── Material for this task ──
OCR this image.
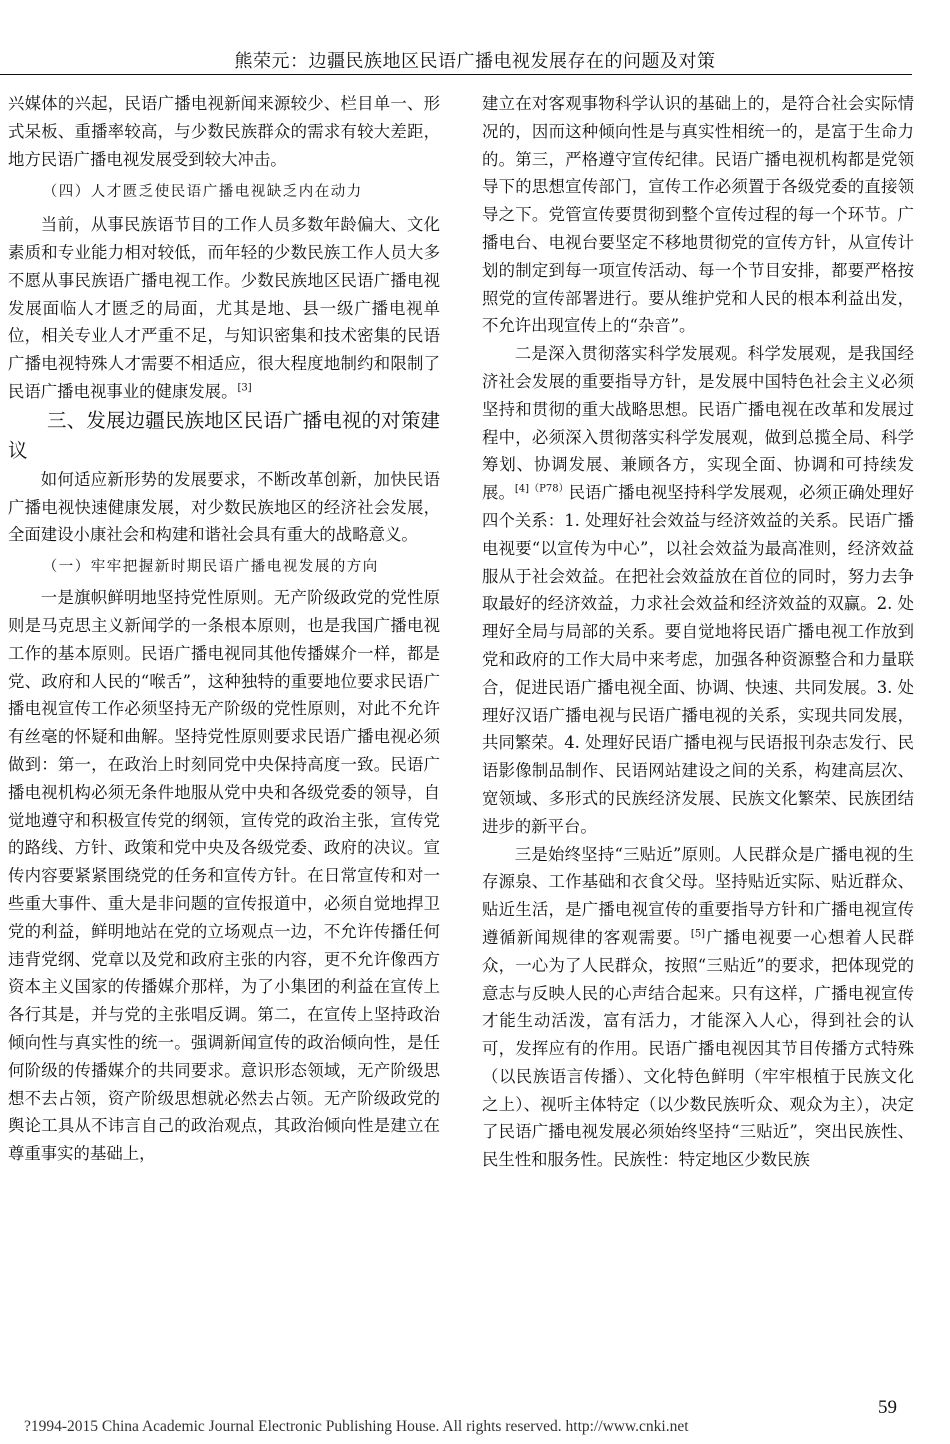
熊荣元：边疆民族地区民语广播电视发展存在的问题及对策

兴媒体的兴起，民语广播电视新闻来源较少、栏目单一、形式呆板、重播率较高，与少数民族群众的需求有较大差距，地方民语广播电视发展受到较大冲击。

（四）人才匮乏使民语广播电视缺乏内在动力

当前，从事民族语节目的工作人员多数年龄偏大、文化素质和专业能力相对较低，而年轻的少数民族工作人员大多不愿从事民族语广播电视工作。少数民族地区民语广播电视发展面临人才匮乏的局面，尤其是地、县一级广播电视单位，相关专业人才严重不足，与知识密集和技术密集的民语广播电视特殊人才需要不相适应，很大程度地制约和限制了民语广播电视事业的健康发展。[3]

三、发展边疆民族地区民语广播电视的对策建议

如何适应新形势的发展要求，不断改革创新，加快民语广播电视快速健康发展，对少数民族地区的经济社会发展，全面建设小康社会和构建和谐社会具有重大的战略意义。

（一）牢牢把握新时期民语广播电视发展的方向

一是旗帜鲜明地坚持党性原则。无产阶级政党的党性原则是马克思主义新闻学的一条根本原则，也是我国广播电视工作的基本原则。民语广播电视同其他传播媒介一样，都是党、政府和人民的“喉舌”，这种独特的重要地位要求民语广播电视宣传工作必须坚持无产阶级的党性原则，对此不允许有丝毫的怀疑和曲解。坚持党性原则要求民语广播电视必须做到：第一，在政治上时刻同党中央保持高度一致。民语广播电视机构必须无条件地服从党中央和各级党委的领导，自觉地遵守和积极宣传党的纲领，宣传党的政治主张，宣传党的路线、方针、政策和党中央及各级党委、政府的决议。宣传内容要紧紧围绕党的任务和宣传方针。在日常宣传和对一些重大事件、重大是非问题的宣传报道中，必须自觉地捍卫党的利益，鲜明地站在党的立场观点一边，不允许传播任何违背党纲、党章以及党和政府主张的内容，更不允许像西方资本主义国家的传播媒介那样，为了小集团的利益在宣传上各行其是，并与党的主张唱反调。第二，在宣传上坚持政治倾向性与真实性的统一。强调新闻宣传的政治倾向性，是任何阶级的传播媒介的共同要求。意识形态领域，无产阶级思想不去占领，资产阶级思想就必然去占领。无产阶级政党的舆论工具从不讳言自己的政治观点，其政治倾向性是建立在尊重事实的基础上，

建立在对客观事物科学认识的基础上的，是符合社会实际情况的，因而这种倾向性是与真实性相统一的，是富于生命力的。第三，严格遵守宣传纪律。民语广播电视机构都是党领导下的思想宣传部门，宣传工作必须置于各级党委的直接领导之下。党管宣传要贯彻到整个宣传过程的每一个环节。广播电台、电视台要坚定不移地贯彻党的宣传方针，从宣传计划的制定到每一项宣传活动、每一个节目安排，都要严格按照党的宣传部署进行。要从维护党和人民的根本利益出发，不允许出现宣传上的“杂音”。

二是深入贯彻落实科学发展观。科学发展观，是我国经济社会发展的重要指导方针，是发展中国特色社会主义必须坚持和贯彻的重大战略思想。民语广播电视在改革和发展过程中，必须深入贯彻落实科学发展观，做到总揽全局、科学筹划、协调发展、兼顾各方，实现全面、协调和可持续发展。$^{[4](P78)}$民语广播电视坚持科学发展观，必须正确处理好四个关系：1. 处理好社会效益与经济效益的关系。民语广播电视要“以宣传为中心”，以社会效益为最高准则，经济效益服从于社会效益。在把社会效益放在首位的同时，努力去争取最好的经济效益，力求社会效益和经济效益的双赢。2. 处理好全局与局部的关系。要自觉地将民语广播电视工作放到党和政府的工作大局中来考虑，加强各种资源整合和力量联合，促进民语广播电视全面、协调、快速、共同发展。3. 处理好汉语广播电视与民语广播电视的关系，实现共同发展，共同繁荣。4. 处理好民语广播电视与民语报刊杂志发行、民语影像制品制作、民语网站建设之间的关系，构建高层次、宽领域、多形式的民族经济发展、民族文化繁荣、民族团结进步的新平台。

三是始终坚持“三贴近”原则。人民群众是广播电视的生存源泉、工作基础和衣食父母。坚持贴近实际、贴近群众、贴近生活，是广播电视宣传的重要指导方针和广播电视宣传遵循新闻规律的客观需要。[5]广播电视要一心想着人民群众，一心为了人民群众，按照“三贴近”的要求，把体现党的意志与反映人民的心声结合起来。只有这样，广播电视宣传才能生动活泼，富有活力，才能深入人心，得到社会的认可，发挥应有的作用。民语广播电视因其节目传播方式特殊（以民族语言传播）、文化特色鲜明（牢牢根植于民族文化之上）、视听主体特定（以少数民族听众、观众为主），决定了民语广播电视发展必须始终坚持“三贴近”，突出民族性、民生性和服务性。民族性：特定地区少数民族

59
?1994-2015 China Academic Journal Electronic Publishing House. All rights reserved. http://www.cnki.net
───
**Written exercise**
Omit the pictures, and quote the material above exactly as given.

**Task output**
OCR this image.
熊荣元：边疆民族地区民语广播电视发展存在的问题及对策

兴媒体的兴起，民语广播电视新闻来源较少、栏目单一、形式呆板、重播率较高，与少数民族群众的需求有较大差距，地方民语广播电视发展受到较大冲击。

（四）人才匮乏使民语广播电视缺乏内在动力

当前，从事民族语节目的工作人员多数年龄偏大、文化素质和专业能力相对较低，而年轻的少数民族工作人员大多不愿从事民族语广播电视工作。少数民族地区民语广播电视发展面临人才匮乏的局面，尤其是地、县一级广播电视单位，相关专业人才严重不足，与知识密集和技术密集的民语广播电视特殊人才需要不相适应，很大程度地制约和限制了民语广播电视事业的健康发展。[3]

三、发展边疆民族地区民语广播电视的对策建议

如何适应新形势的发展要求，不断改革创新，加快民语广播电视快速健康发展，对少数民族地区的经济社会发展，全面建设小康社会和构建和谐社会具有重大的战略意义。

（一）牢牢把握新时期民语广播电视发展的方向

一是旗帜鲜明地坚持党性原则。无产阶级政党的党性原则是马克思主义新闻学的一条根本原则，也是我国广播电视工作的基本原则。民语广播电视同其他传播媒介一样，都是党、政府和人民的“喉舌”，这种独特的重要地位要求民语广播电视宣传工作必须坚持无产阶级的党性原则，对此不允许有丝毫的怀疑和曲解。坚持党性原则要求民语广播电视必须做到：第一，在政治上时刻同党中央保持高度一致。民语广播电视机构必须无条件地服从党中央和各级党委的领导，自觉地遵守和积极宣传党的纲领，宣传党的政治主张，宣传党的路线、方针、政策和党中央及各级党委、政府的决议。宣传内容要紧紧围绕党的任务和宣传方针。在日常宣传和对一些重大事件、重大是非问题的宣传报道中，必须自觉地捍卫党的利益，鲜明地站在党的立场观点一边，不允许传播任何违背党纲、党章以及党和政府主张的内容，更不允许像西方资本主义国家的传播媒介那样，为了小集团的利益在宣传上各行其是，并与党的主张唱反调。第二，在宣传上坚持政治倾向性与真实性的统一。强调新闻宣传的政治倾向性，是任何阶级的传播媒介的共同要求。意识形态领域，无产阶级思想不去占领，资产阶级思想就必然去占领。无产阶级政党的舆论工具从不讳言自己的政治观点，其政治倾向性是建立在尊重事实的基础上，

建立在对客观事物科学认识的基础上的，是符合社会实际情况的，因而这种倾向性是与真实性相统一的，是富于生命力的。第三，严格遵守宣传纪律。民语广播电视机构都是党领导下的思想宣传部门，宣传工作必须置于各级党委的直接领导之下。党管宣传要贯彻到整个宣传过程的每一个环节。广播电台、电视台要坚定不移地贯彻党的宣传方针，从宣传计划的制定到每一项宣传活动、每一个节目安排，都要严格按照党的宣传部署进行。要从维护党和人民的根本利益出发，不允许出现宣传上的“杂音”。

二是深入贯彻落实科学发展观。科学发展观，是我国经济社会发展的重要指导方针，是发展中国特色社会主义必须坚持和贯彻的重大战略思想。民语广播电视在改革和发展过程中，必须深入贯彻落实科学发展观，做到总揽全局、科学筹划、协调发展、兼顾各方，实现全面、协调和可持续发展。$^{[4](P78)}$民语广播电视坚持科学发展观，必须正确处理好四个关系：1. 处理好社会效益与经济效益的关系。民语广播电视要“以宣传为中心”，以社会效益为最高准则，经济效益服从于社会效益。在把社会效益放在首位的同时，努力去争取最好的经济效益，力求社会效益和经济效益的双赢。2. 处理好全局与局部的关系。要自觉地将民语广播电视工作放到党和政府的工作大局中来考虑，加强各种资源整合和力量联合，促进民语广播电视全面、协调、快速、共同发展。3. 处理好汉语广播电视与民语广播电视的关系，实现共同发展，共同繁荣。4. 处理好民语广播电视与民语报刊杂志发行、民语影像制品制作、民语网站建设之间的关系，构建高层次、宽领域、多形式的民族经济发展、民族文化繁荣、民族团结进步的新平台。

三是始终坚持“三贴近”原则。人民群众是广播电视的生存源泉、工作基础和衣食父母。坚持贴近实际、贴近群众、贴近生活，是广播电视宣传的重要指导方针和广播电视宣传遵循新闻规律的客观需要。[5]广播电视要一心想着人民群众，一心为了人民群众，按照“三贴近”的要求，把体现党的意志与反映人民的心声结合起来。只有这样，广播电视宣传才能生动活泼，富有活力，才能深入人心，得到社会的认可，发挥应有的作用。民语广播电视因其节目传播方式特殊（以民族语言传播）、文化特色鲜明（牢牢根植于民族文化之上）、视听主体特定（以少数民族听众、观众为主），决定了民语广播电视发展必须始终坚持“三贴近”，突出民族性、民生性和服务性。民族性：特定地区少数民族

59
?1994-2015 China Academic Journal Electronic Publishing House. All rights reserved. http://www.cnki.net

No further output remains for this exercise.